#### [RECORDED INFORMATION]
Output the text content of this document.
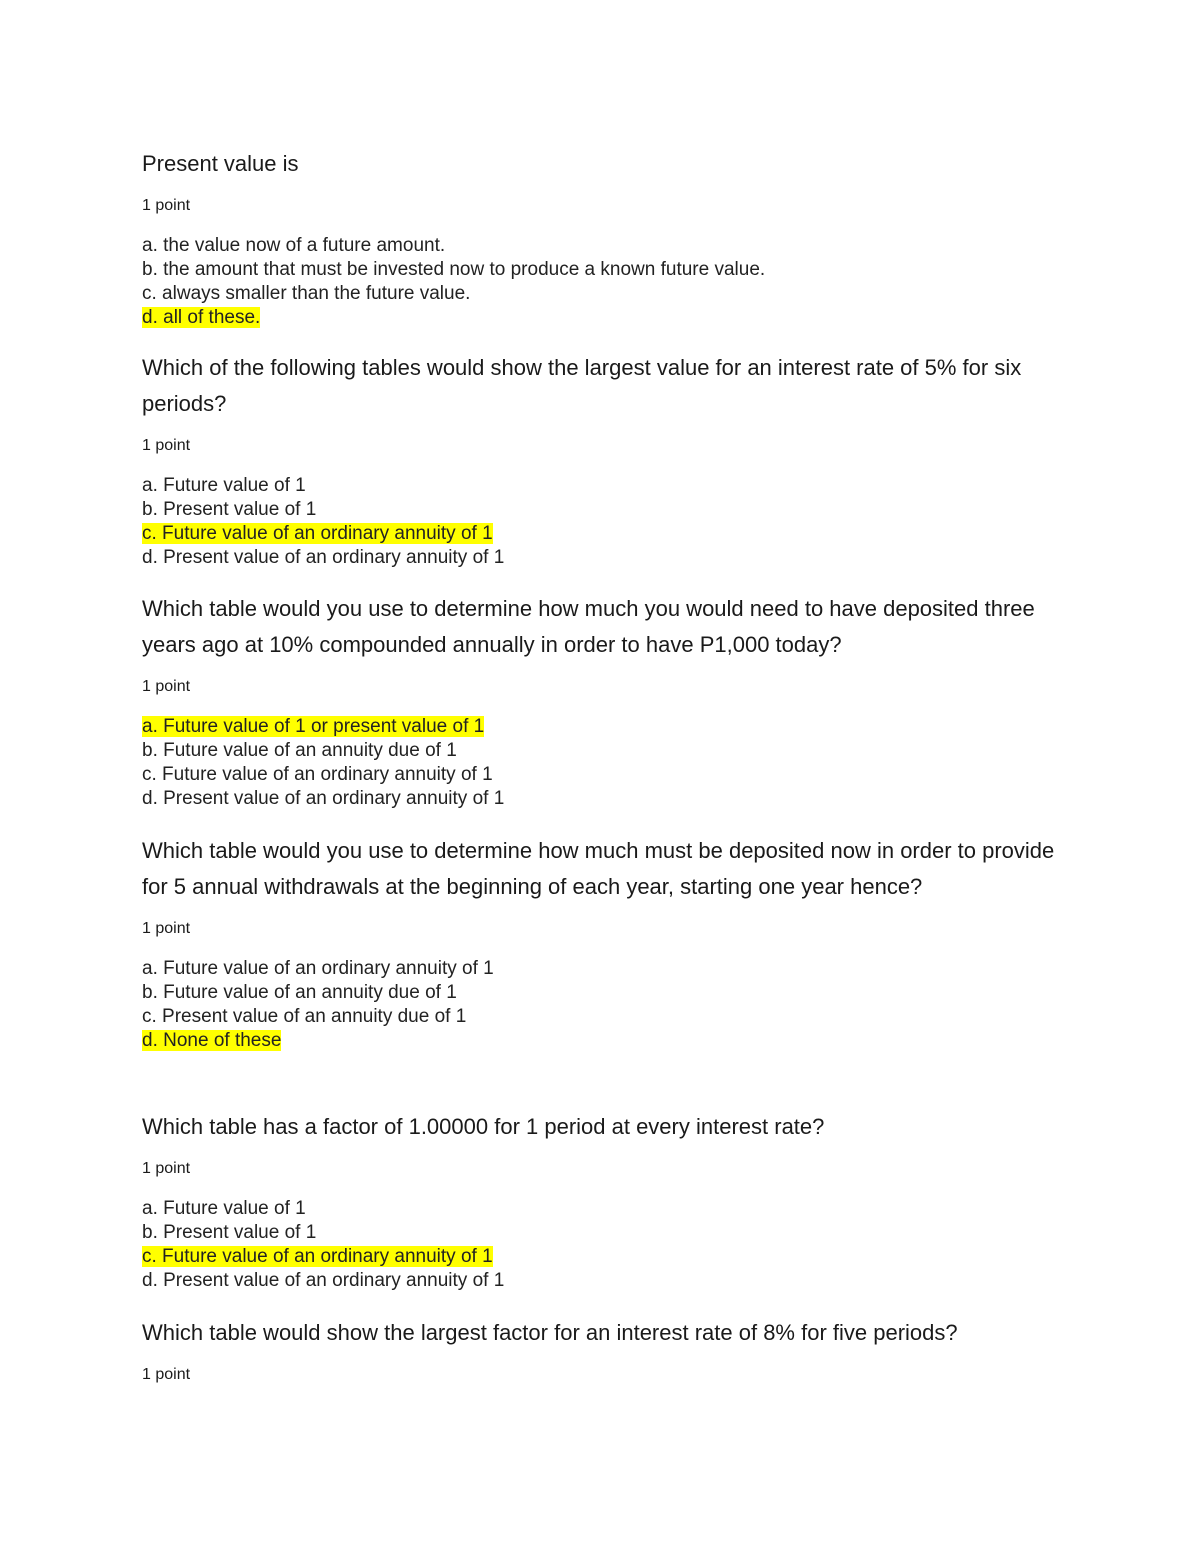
Present value is

1 point

a. the value now of a future amount.
b. the amount that must be invested now to produce a known future value.
c. always smaller than the future value.
d. all of these.

Which of the following tables would show the largest value for an interest rate of 5% for six periods?

1 point

a. Future value of 1
b. Present value of 1
c. Future value of an ordinary annuity of 1
d. Present value of an ordinary annuity of 1

Which table would you use to determine how much you would need to have deposited three years ago at 10% compounded annually in order to have P1,000 today?

1 point

a. Future value of 1 or present value of 1
b. Future value of an annuity due of 1
c. Future value of an ordinary annuity of 1
d. Present value of an ordinary annuity of 1

Which table would you use to determine how much must be deposited now in order to provide for 5 annual withdrawals at the beginning of each year, starting one year hence?

1 point

a. Future value of an ordinary annuity of 1
b. Future value of an annuity due of 1
c. Present value of an annuity due of 1
d. None of these

Which table has a factor of 1.00000 for 1 period at every interest rate?

1 point

a. Future value of 1
b. Present value of 1
c. Future value of an ordinary annuity of 1
d. Present value of an ordinary annuity of 1

Which table would show the largest factor for an interest rate of 8% for five periods?

1 point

#### [SHORT PROBLEM]
Ignore the images and quote every line of the listing exactly.

#### [COMPLETE RESPONSE]
Output the text content of this document.
Present value is

1 point

a. the value now of a future amount.
b. the amount that must be invested now to produce a known future value.
c. always smaller than the future value.
d. all of these.

Which of the following tables would show the largest value for an interest rate of 5% for six periods?

1 point

a. Future value of 1
b. Present value of 1
c. Future value of an ordinary annuity of 1
d. Present value of an ordinary annuity of 1

Which table would you use to determine how much you would need to have deposited three years ago at 10% compounded annually in order to have P1,000 today?

1 point

a. Future value of 1 or present value of 1
b. Future value of an annuity due of 1
c. Future value of an ordinary annuity of 1
d. Present value of an ordinary annuity of 1

Which table would you use to determine how much must be deposited now in order to provide for 5 annual withdrawals at the beginning of each year, starting one year hence?

1 point

a. Future value of an ordinary annuity of 1
b. Future value of an annuity due of 1
c. Present value of an annuity due of 1
d. None of these

Which table has a factor of 1.00000 for 1 period at every interest rate?

1 point

a. Future value of 1
b. Present value of 1
c. Future value of an ordinary annuity of 1
d. Present value of an ordinary annuity of 1

Which table would show the largest factor for an interest rate of 8% for five periods?

1 point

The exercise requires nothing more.